■ PROBLEM DETAILS ■
Return the material word for word. Do not include the pictures.

___ ENTRIES SHOWN

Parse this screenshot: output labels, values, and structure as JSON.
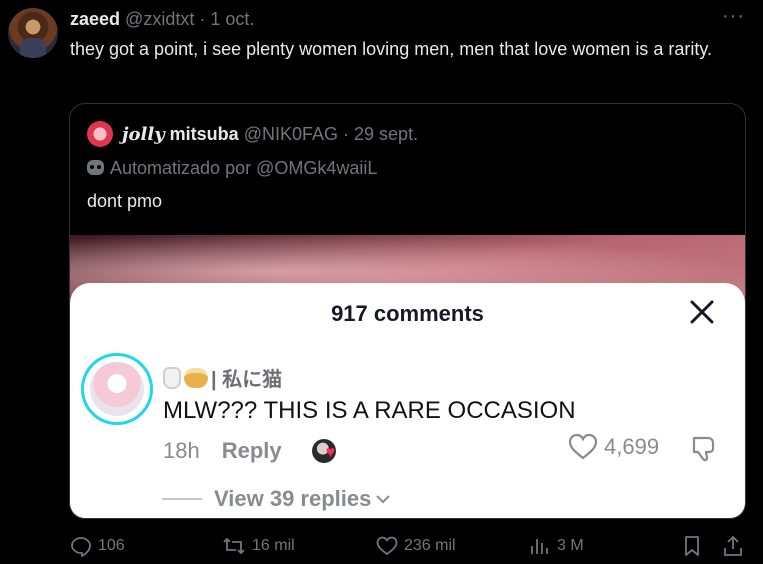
{
  "tweet": {
    "author_name": "zaeed",
    "author_handle": "@zxidtxt",
    "separator": "·",
    "date": "1 oct.",
    "text": "they got a point, i see plenty women loving men, men that love women is a rarity.",
    "more_icon": "more-horizontal-icon"
  },
  "quote": {
    "name_decorated": "𝒋𝒐𝒍𝒍𝒚",
    "name": "mitsuba",
    "handle": "@NIK0FAG",
    "date": "· 29 sept.",
    "automated": "Automatizado por @OMGk4waiiL",
    "text": "dont pmo",
    "media": {
      "sheet_title": "917 comments",
      "comment": {
        "username": "| 私に猫",
        "text": "MLW??? THIS IS A RARE OCCASION",
        "time": "18h",
        "reply_label": "Reply",
        "likes": "4,699",
        "view_replies": "View 39 replies"
      }
    }
  },
  "actions": {
    "replies": "106",
    "reposts": "16 mil",
    "likes": "236 mil",
    "views": "3 M"
  },
  "colors": {
    "background": "#000000",
    "text": "#e7e9ea",
    "muted": "#71767b",
    "accent_ring": "#20d5ec",
    "like_heart": "#fe2c55"
  }
}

______

■ RESPONSE FOR THIS EXERCISE ■
Parse this screenshot: output labels, values, and structure as JSON.
{
  "tweet": {
    "author_name": "zaeed",
    "author_handle": "@zxidtxt",
    "separator": "·",
    "date": "1 oct.",
    "text": "they got a point, i see plenty women loving men, men that love women is a rarity.",
    "more_icon": "more-horizontal-icon"
  },
  "quote": {
    "name_decorated": "𝒋𝒐𝒍𝒍𝒚",
    "name": "mitsuba",
    "handle": "@NIK0FAG",
    "date": "· 29 sept.",
    "automated": "Automatizado por @OMGk4waiiL",
    "text": "dont pmo",
    "media": {
      "sheet_title": "917 comments",
      "comment": {
        "username": "| 私に猫",
        "text": "MLW??? THIS IS A RARE OCCASION",
        "time": "18h",
        "reply_label": "Reply",
        "likes": "4,699",
        "view_replies": "View 39 replies"
      }
    }
  },
  "actions": {
    "replies": "106",
    "reposts": "16 mil",
    "likes": "236 mil",
    "views": "3 M"
  },
  "colors": {
    "background": "#000000",
    "text": "#e7e9ea",
    "muted": "#71767b",
    "accent_ring": "#20d5ec",
    "like_heart": "#fe2c55"
  }
}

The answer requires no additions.